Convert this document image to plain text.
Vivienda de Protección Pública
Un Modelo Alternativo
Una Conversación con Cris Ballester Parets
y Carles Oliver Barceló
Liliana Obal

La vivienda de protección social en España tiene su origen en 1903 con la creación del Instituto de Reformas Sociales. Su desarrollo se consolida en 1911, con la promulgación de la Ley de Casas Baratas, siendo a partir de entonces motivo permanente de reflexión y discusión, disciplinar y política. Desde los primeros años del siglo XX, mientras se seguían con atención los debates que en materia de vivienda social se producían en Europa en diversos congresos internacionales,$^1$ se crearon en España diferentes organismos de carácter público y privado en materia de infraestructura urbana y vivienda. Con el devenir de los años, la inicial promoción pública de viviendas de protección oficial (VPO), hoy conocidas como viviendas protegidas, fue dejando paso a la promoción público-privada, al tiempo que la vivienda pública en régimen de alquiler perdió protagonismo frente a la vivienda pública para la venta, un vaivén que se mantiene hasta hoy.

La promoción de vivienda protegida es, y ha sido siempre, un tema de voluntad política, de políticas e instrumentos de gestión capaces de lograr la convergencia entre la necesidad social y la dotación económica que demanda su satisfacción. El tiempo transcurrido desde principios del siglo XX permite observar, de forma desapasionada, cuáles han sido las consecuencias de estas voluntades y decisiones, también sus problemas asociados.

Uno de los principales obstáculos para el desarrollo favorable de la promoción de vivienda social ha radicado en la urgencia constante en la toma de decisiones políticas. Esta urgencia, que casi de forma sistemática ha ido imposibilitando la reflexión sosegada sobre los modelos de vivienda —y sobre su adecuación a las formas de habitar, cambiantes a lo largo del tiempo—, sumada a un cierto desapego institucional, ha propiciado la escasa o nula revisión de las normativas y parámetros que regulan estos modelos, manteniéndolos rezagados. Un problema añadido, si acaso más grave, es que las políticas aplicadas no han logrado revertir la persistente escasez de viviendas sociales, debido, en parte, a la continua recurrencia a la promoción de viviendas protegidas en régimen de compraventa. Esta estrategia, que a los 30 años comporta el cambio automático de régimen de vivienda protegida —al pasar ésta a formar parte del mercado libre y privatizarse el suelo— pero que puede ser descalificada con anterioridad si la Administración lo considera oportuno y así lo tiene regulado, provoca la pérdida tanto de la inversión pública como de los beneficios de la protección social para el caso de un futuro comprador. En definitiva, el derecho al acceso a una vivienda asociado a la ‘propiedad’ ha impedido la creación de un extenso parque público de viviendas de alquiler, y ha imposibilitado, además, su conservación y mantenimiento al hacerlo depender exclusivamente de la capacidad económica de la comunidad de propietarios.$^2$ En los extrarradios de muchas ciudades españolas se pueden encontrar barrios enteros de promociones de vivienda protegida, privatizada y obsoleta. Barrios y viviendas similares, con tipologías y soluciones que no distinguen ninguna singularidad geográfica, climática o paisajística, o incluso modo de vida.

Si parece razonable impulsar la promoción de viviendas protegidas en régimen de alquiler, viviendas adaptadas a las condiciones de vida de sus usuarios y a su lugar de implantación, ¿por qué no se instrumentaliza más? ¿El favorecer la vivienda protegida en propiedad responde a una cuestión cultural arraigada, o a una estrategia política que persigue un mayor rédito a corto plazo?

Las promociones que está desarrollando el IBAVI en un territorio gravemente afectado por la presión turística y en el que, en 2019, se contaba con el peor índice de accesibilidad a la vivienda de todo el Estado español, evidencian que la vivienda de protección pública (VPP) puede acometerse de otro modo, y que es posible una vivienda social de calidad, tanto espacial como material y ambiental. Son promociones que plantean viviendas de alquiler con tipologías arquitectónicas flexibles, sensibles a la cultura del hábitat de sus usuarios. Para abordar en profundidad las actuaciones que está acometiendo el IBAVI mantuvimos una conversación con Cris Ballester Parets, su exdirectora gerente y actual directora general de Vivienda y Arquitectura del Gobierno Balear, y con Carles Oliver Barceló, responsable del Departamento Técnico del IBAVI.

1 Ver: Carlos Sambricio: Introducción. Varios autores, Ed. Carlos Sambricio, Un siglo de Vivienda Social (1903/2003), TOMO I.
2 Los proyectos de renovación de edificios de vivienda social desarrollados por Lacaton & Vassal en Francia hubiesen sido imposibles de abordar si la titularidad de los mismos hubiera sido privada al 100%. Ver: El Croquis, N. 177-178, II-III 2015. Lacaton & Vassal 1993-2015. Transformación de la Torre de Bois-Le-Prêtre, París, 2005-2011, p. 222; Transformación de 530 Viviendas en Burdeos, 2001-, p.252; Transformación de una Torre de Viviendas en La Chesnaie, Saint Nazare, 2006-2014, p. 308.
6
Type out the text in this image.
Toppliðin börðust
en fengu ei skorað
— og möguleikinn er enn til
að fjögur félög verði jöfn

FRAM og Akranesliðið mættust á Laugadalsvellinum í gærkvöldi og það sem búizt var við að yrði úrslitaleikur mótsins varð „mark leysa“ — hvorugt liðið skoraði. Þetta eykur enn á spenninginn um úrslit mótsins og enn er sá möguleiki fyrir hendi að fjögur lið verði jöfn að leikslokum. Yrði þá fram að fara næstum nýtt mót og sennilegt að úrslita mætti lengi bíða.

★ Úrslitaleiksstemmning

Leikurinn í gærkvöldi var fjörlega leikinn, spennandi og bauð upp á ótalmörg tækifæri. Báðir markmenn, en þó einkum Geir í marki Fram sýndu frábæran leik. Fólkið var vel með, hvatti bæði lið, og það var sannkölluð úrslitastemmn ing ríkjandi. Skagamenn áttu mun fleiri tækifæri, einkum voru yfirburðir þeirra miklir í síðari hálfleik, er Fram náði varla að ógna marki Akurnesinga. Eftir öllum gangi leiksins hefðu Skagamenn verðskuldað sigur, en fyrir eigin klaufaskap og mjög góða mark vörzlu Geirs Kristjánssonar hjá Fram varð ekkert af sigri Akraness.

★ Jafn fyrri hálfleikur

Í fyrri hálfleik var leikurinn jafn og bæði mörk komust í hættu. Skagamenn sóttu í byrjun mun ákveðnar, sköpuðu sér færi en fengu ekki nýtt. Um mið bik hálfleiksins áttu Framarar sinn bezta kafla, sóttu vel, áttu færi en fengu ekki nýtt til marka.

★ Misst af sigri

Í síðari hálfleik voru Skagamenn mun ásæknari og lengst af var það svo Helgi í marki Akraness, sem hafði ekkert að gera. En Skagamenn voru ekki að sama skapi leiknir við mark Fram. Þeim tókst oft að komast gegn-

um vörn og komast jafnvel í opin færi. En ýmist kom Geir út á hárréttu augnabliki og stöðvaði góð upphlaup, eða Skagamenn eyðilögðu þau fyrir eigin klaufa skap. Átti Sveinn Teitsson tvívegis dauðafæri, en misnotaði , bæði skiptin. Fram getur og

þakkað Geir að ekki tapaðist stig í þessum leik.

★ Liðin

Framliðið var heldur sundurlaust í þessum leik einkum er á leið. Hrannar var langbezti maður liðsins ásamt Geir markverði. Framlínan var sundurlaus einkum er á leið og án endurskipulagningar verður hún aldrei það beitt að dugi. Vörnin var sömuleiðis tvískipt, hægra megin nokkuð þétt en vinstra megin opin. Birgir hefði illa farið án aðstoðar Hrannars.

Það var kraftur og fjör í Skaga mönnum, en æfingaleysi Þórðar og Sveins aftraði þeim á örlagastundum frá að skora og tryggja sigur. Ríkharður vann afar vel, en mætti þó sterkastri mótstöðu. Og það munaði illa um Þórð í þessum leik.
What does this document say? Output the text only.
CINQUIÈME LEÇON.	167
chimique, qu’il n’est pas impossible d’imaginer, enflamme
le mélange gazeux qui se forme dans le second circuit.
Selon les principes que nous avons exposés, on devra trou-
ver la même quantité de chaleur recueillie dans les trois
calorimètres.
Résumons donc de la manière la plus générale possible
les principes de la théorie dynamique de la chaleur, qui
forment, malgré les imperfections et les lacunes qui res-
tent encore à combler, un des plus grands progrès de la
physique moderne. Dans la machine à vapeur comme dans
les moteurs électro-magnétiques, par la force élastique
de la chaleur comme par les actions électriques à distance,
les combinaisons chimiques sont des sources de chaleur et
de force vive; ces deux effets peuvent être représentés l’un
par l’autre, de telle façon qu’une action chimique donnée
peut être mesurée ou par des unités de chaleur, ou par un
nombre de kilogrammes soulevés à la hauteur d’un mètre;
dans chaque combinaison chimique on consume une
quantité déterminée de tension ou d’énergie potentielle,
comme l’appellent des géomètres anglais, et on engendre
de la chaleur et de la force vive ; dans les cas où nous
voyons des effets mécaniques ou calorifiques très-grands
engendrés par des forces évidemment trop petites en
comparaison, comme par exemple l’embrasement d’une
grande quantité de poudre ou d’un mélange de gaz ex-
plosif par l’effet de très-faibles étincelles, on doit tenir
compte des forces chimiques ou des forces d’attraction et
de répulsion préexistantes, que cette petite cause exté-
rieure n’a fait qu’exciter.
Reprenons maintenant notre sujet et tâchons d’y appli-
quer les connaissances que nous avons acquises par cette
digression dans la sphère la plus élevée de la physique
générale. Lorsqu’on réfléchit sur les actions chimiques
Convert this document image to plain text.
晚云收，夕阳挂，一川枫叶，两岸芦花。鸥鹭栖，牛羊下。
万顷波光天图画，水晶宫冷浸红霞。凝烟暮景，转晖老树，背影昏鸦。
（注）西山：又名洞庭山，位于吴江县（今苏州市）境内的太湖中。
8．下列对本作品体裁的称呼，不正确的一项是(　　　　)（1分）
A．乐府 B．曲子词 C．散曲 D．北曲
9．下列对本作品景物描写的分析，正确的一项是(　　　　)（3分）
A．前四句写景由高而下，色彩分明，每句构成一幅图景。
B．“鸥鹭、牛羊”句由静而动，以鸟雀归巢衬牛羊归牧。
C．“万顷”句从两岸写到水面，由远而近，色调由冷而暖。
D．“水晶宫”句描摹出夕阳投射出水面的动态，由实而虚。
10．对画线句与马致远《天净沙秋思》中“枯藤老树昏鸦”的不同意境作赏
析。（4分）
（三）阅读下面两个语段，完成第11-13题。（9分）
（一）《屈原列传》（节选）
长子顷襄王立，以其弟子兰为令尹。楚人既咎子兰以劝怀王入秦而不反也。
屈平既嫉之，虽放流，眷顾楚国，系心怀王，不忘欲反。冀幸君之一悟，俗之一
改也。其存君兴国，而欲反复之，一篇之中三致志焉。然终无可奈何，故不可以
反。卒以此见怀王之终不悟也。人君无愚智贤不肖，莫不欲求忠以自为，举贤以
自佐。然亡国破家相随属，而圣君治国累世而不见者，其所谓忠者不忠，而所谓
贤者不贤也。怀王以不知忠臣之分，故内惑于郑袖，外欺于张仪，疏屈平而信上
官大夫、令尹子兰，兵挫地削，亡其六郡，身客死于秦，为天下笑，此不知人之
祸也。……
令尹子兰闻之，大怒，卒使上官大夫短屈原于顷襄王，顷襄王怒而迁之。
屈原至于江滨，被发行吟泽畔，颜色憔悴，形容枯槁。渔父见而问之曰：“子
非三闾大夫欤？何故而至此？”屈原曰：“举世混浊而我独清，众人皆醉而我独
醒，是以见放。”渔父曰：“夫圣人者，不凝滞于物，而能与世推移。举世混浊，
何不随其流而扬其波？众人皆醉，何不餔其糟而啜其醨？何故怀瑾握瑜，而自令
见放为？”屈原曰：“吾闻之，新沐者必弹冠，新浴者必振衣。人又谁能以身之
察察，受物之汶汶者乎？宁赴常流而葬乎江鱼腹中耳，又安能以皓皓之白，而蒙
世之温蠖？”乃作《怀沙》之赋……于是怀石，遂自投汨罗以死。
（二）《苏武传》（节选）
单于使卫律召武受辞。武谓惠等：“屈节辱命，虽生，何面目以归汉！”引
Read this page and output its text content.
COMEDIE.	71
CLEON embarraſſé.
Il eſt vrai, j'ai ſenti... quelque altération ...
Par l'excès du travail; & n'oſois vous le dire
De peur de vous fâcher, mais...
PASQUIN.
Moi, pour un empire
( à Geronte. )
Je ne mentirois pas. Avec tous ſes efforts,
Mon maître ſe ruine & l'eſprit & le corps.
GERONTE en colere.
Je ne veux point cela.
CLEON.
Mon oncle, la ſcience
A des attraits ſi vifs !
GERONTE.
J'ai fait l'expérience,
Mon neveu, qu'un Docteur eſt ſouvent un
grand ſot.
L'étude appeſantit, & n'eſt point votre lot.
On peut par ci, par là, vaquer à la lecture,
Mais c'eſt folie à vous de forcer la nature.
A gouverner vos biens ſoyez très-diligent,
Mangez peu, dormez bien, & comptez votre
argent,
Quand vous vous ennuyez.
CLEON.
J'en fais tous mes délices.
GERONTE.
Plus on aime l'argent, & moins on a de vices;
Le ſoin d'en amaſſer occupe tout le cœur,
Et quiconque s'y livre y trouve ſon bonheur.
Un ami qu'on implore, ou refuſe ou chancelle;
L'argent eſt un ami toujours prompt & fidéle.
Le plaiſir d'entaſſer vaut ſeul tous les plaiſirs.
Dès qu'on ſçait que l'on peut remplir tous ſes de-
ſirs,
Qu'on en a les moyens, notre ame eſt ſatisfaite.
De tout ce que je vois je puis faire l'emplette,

※

• _TASK OBJECTIVE_: Report only the count of lines that include the string "Akraness".

• _OUTPUT OF THE EXERCISE_: 2